Data provided
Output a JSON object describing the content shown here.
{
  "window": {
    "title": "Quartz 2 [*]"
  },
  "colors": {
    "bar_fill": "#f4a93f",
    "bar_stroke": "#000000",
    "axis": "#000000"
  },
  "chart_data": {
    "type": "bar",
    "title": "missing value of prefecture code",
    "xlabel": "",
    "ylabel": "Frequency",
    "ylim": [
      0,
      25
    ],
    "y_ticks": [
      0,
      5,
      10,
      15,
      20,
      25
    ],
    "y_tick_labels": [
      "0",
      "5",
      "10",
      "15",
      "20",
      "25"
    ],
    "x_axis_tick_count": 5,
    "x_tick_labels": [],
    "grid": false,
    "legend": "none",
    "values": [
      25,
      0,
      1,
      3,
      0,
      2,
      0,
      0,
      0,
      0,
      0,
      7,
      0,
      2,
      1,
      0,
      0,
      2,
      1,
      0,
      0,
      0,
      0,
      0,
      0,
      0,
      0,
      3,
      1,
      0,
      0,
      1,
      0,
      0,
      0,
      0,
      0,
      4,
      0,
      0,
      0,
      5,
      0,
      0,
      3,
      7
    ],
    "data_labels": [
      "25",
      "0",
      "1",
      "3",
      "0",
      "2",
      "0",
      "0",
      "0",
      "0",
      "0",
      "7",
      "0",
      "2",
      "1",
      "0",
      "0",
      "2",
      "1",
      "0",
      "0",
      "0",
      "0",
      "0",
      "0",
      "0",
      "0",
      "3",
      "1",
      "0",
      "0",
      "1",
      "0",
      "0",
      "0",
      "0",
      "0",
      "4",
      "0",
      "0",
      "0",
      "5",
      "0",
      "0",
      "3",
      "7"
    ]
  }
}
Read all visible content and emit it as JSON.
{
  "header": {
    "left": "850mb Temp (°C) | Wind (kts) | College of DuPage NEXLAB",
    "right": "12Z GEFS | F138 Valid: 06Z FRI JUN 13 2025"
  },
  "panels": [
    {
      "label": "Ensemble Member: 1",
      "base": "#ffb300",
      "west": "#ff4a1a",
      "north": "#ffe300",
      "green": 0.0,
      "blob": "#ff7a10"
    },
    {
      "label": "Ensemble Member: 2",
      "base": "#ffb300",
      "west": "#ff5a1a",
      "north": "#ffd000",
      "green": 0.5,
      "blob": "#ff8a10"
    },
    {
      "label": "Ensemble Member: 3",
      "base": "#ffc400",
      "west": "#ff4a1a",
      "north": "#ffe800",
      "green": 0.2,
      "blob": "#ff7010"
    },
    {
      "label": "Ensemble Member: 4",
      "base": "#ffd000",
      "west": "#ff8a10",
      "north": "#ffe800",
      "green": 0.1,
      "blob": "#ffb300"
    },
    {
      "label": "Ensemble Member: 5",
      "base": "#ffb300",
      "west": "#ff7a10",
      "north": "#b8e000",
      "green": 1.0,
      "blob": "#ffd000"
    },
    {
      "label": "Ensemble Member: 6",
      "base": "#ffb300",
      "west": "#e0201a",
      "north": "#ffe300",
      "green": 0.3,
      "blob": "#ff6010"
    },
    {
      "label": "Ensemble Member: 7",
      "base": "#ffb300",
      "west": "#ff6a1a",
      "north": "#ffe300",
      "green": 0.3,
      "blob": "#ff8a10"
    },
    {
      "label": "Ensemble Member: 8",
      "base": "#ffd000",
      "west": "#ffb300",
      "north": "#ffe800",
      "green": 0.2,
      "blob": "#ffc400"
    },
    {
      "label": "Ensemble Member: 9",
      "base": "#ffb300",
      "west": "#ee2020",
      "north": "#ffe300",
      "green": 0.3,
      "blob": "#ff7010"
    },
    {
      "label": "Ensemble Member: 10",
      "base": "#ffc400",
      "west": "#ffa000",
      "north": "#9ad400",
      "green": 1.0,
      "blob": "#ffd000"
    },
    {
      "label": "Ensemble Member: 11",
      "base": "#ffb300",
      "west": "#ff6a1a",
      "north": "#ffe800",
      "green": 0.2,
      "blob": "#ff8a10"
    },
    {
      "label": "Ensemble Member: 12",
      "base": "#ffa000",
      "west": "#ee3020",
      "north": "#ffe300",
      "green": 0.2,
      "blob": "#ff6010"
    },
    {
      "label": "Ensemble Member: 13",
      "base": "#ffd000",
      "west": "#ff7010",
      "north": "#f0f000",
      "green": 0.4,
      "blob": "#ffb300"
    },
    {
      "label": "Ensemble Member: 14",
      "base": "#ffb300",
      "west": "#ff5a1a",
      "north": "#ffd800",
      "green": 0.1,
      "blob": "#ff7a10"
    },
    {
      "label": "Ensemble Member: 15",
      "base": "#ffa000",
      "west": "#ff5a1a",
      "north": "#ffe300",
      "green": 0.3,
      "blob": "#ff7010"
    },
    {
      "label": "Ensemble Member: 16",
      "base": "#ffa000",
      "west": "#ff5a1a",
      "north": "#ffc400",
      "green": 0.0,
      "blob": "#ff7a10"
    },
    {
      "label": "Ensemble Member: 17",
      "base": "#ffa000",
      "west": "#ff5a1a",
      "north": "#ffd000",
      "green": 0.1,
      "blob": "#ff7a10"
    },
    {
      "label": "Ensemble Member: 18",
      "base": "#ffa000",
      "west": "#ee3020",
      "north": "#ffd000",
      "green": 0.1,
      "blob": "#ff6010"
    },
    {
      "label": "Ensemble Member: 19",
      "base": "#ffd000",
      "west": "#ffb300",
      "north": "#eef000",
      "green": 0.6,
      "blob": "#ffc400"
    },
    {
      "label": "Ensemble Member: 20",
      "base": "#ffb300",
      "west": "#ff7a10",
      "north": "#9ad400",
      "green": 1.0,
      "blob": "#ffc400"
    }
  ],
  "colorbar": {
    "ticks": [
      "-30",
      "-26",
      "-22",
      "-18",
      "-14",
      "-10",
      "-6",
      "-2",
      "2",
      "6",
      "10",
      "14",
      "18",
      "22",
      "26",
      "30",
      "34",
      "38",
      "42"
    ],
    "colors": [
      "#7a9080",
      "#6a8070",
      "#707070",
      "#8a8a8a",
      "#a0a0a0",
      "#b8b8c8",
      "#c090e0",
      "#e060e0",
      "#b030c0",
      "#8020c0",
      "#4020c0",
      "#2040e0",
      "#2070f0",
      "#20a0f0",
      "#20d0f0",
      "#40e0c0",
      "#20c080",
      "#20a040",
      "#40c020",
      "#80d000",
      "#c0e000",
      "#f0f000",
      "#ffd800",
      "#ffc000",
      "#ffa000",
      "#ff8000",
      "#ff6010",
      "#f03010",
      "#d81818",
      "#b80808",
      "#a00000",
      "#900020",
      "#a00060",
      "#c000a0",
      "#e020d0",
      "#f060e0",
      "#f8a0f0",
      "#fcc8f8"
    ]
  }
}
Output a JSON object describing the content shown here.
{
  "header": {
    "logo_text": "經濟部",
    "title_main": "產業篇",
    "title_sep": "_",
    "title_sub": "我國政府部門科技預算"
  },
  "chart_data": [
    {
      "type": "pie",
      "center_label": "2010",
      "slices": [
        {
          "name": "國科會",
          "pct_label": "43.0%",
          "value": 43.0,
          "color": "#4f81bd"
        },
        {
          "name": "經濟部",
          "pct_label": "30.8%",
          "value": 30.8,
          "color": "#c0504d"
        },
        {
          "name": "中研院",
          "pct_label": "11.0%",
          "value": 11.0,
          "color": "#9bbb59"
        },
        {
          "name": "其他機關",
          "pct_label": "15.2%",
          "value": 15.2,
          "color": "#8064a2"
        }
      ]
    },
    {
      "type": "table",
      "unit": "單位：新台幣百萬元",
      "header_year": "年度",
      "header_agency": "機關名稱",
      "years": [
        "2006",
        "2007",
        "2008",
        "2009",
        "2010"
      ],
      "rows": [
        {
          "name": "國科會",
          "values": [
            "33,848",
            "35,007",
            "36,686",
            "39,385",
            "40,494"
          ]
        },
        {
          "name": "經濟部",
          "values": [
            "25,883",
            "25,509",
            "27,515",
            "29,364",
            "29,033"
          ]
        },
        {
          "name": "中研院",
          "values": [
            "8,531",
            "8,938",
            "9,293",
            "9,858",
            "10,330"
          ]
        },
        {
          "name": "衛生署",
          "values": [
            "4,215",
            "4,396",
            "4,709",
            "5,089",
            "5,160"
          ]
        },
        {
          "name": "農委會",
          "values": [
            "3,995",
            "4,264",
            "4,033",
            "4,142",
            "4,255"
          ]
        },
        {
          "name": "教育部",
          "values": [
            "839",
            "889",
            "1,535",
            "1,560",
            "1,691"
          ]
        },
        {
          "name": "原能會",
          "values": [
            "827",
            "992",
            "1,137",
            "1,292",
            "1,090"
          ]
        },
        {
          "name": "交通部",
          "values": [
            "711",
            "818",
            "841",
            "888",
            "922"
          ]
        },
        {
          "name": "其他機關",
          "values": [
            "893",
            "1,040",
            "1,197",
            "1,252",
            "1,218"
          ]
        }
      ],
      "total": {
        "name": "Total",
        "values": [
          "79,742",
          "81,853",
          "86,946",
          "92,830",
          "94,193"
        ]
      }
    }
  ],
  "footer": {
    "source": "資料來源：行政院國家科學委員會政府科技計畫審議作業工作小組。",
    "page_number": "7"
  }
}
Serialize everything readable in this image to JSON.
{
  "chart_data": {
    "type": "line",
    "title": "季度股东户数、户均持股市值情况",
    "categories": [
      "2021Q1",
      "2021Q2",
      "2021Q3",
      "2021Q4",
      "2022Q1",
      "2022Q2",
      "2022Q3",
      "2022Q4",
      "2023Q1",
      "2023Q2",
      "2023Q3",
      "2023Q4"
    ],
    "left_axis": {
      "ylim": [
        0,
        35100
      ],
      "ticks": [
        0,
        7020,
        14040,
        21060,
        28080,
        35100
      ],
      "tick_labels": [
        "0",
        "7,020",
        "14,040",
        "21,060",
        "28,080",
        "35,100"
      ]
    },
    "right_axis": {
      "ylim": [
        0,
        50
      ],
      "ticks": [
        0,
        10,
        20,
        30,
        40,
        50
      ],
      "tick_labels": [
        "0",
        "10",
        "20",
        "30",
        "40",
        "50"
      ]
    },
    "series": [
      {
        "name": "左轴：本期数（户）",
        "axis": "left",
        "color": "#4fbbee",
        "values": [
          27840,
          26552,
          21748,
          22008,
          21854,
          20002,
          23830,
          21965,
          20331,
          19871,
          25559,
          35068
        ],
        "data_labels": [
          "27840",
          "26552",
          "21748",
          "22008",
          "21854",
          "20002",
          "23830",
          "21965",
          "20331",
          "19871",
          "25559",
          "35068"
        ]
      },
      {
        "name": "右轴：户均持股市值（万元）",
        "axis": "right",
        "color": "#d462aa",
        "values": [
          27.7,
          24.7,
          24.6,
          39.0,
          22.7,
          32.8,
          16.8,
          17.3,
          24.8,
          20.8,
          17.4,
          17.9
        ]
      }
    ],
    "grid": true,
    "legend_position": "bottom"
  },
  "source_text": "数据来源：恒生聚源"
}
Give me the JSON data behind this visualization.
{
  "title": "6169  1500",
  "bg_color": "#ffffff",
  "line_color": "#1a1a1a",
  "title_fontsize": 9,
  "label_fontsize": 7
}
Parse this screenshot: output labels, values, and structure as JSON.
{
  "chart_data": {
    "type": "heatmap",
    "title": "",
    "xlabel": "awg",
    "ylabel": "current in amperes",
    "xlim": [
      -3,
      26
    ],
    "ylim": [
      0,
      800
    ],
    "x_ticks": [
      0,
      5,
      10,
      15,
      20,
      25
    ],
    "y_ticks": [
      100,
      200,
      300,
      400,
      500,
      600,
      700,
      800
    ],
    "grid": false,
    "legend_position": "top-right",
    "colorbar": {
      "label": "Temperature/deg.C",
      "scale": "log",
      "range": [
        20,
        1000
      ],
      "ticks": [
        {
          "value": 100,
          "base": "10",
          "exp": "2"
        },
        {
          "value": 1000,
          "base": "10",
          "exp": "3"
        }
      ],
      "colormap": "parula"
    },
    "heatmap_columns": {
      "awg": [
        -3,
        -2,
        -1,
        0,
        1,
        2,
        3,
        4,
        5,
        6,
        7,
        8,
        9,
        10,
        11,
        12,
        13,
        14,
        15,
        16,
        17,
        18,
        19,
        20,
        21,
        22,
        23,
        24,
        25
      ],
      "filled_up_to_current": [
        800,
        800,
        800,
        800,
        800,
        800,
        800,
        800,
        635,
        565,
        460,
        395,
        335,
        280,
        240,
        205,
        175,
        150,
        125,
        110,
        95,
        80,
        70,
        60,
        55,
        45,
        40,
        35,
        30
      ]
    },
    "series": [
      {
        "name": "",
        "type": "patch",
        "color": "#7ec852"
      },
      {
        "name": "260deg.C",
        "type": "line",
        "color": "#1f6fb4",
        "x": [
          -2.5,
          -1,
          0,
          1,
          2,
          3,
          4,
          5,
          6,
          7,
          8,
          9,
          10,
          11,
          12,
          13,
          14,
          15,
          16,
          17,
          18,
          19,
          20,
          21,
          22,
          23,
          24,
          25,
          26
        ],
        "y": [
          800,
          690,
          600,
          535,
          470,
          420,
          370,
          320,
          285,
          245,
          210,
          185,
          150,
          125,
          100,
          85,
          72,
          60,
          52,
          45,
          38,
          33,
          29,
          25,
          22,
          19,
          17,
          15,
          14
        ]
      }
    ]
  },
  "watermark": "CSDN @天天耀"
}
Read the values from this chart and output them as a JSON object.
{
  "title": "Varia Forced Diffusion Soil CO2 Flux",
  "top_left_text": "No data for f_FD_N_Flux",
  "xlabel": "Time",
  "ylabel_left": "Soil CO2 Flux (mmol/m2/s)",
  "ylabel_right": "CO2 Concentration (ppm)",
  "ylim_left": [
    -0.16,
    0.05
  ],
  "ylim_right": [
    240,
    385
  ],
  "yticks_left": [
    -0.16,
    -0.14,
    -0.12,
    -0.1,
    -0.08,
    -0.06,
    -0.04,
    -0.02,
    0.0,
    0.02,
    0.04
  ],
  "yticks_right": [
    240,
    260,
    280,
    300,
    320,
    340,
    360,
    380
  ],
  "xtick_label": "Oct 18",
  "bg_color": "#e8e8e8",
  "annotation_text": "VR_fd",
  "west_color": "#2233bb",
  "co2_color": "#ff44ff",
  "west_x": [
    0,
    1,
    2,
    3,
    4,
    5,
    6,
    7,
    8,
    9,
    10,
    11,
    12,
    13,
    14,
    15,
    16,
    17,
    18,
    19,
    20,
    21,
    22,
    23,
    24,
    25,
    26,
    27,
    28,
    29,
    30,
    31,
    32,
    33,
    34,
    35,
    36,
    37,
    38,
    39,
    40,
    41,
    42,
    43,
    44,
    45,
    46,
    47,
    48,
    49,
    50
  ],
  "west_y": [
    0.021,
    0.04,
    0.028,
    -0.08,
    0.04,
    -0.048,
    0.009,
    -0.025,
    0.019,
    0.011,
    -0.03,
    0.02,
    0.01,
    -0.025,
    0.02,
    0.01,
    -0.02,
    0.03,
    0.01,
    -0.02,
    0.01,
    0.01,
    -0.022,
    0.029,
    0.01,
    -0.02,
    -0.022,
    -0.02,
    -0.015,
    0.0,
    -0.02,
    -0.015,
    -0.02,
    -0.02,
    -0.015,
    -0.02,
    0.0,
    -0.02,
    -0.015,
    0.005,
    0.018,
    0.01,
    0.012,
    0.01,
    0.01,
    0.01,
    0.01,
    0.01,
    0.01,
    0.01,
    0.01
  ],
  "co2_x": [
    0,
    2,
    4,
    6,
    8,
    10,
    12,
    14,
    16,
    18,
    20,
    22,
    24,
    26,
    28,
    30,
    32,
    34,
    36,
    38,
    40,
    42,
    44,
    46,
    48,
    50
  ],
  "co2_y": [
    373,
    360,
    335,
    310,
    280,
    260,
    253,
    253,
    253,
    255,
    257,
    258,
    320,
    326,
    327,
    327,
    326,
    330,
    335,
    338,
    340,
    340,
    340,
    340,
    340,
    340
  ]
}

Written problem
Show all lines from the records above where the word "this" occurs.

Reply to the exercise
Serialize everything readable in this image to JSON.
Give me the JSON data behind this visualization.
Parse this screenshot: output labels, values, and structure as JSON.
Read the values from this chart and output them as a JSON object.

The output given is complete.